> _TASK BRIEF_
All records are to be retyped faithfully and completely.

--- DATASET EXCERPTS ---

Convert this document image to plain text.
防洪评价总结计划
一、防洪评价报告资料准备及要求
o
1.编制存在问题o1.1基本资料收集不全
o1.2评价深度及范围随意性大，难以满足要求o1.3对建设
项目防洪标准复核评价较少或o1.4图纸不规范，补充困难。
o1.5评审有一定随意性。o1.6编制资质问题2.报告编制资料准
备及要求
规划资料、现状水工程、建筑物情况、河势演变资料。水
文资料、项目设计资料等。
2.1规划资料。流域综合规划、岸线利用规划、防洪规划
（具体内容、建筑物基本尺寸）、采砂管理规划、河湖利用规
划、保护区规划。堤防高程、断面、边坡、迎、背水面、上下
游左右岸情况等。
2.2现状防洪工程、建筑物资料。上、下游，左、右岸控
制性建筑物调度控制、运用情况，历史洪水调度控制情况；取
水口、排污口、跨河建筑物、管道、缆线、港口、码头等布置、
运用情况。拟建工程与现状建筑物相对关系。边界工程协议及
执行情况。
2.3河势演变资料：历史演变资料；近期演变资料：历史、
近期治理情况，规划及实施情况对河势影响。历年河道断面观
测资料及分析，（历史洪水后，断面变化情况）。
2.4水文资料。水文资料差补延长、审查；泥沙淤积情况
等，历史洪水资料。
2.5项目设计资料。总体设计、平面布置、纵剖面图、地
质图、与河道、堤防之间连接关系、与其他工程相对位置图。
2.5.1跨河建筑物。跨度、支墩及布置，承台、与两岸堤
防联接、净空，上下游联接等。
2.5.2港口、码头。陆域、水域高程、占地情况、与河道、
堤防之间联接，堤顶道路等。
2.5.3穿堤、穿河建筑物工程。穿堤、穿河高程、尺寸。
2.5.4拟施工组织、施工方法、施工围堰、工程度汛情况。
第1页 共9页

---

> _EXERCISE SOLUTION_
Convert this document image to plain text.
防洪评价总结计划
一、防洪评价报告资料准备及要求
o
1.编制存在问题o1.1基本资料收集不全
o1.2评价深度及范围随意性大，难以满足要求o1.3对建设
项目防洪标准复核评价较少或o1.4图纸不规范，补充困难。
o1.5评审有一定随意性。o1.6编制资质问题2.报告编制资料准
备及要求
规划资料、现状水工程、建筑物情况、河势演变资料。水
文资料、项目设计资料等。
2.1规划资料。流域综合规划、岸线利用规划、防洪规划
（具体内容、建筑物基本尺寸）、采砂管理规划、河湖利用规
划、保护区规划。堤防高程、断面、边坡、迎、背水面、上下
游左右岸情况等。
2.2现状防洪工程、建筑物资料。上、下游，左、右岸控
制性建筑物调度控制、运用情况，历史洪水调度控制情况；取
水口、排污口、跨河建筑物、管道、缆线、港口、码头等布置、
运用情况。拟建工程与现状建筑物相对关系。边界工程协议及
执行情况。
2.3河势演变资料：历史演变资料；近期演变资料：历史、
近期治理情况，规划及实施情况对河势影响。历年河道断面观
测资料及分析，（历史洪水后，断面变化情况）。
2.4水文资料。水文资料差补延长、审查；泥沙淤积情况
等，历史洪水资料。
2.5项目设计资料。总体设计、平面布置、纵剖面图、地
质图、与河道、堤防之间连接关系、与其他工程相对位置图。
2.5.1跨河建筑物。跨度、支墩及布置，承台、与两岸堤
防联接、净空，上下游联接等。
2.5.2港口、码头。陆域、水域高程、占地情况、与河道、
堤防之间联接，堤顶道路等。
2.5.3穿堤、穿河建筑物工程。穿堤、穿河高程、尺寸。
2.5.4拟施工组织、施工方法、施工围堰、工程度汛情况。
第1页 共9页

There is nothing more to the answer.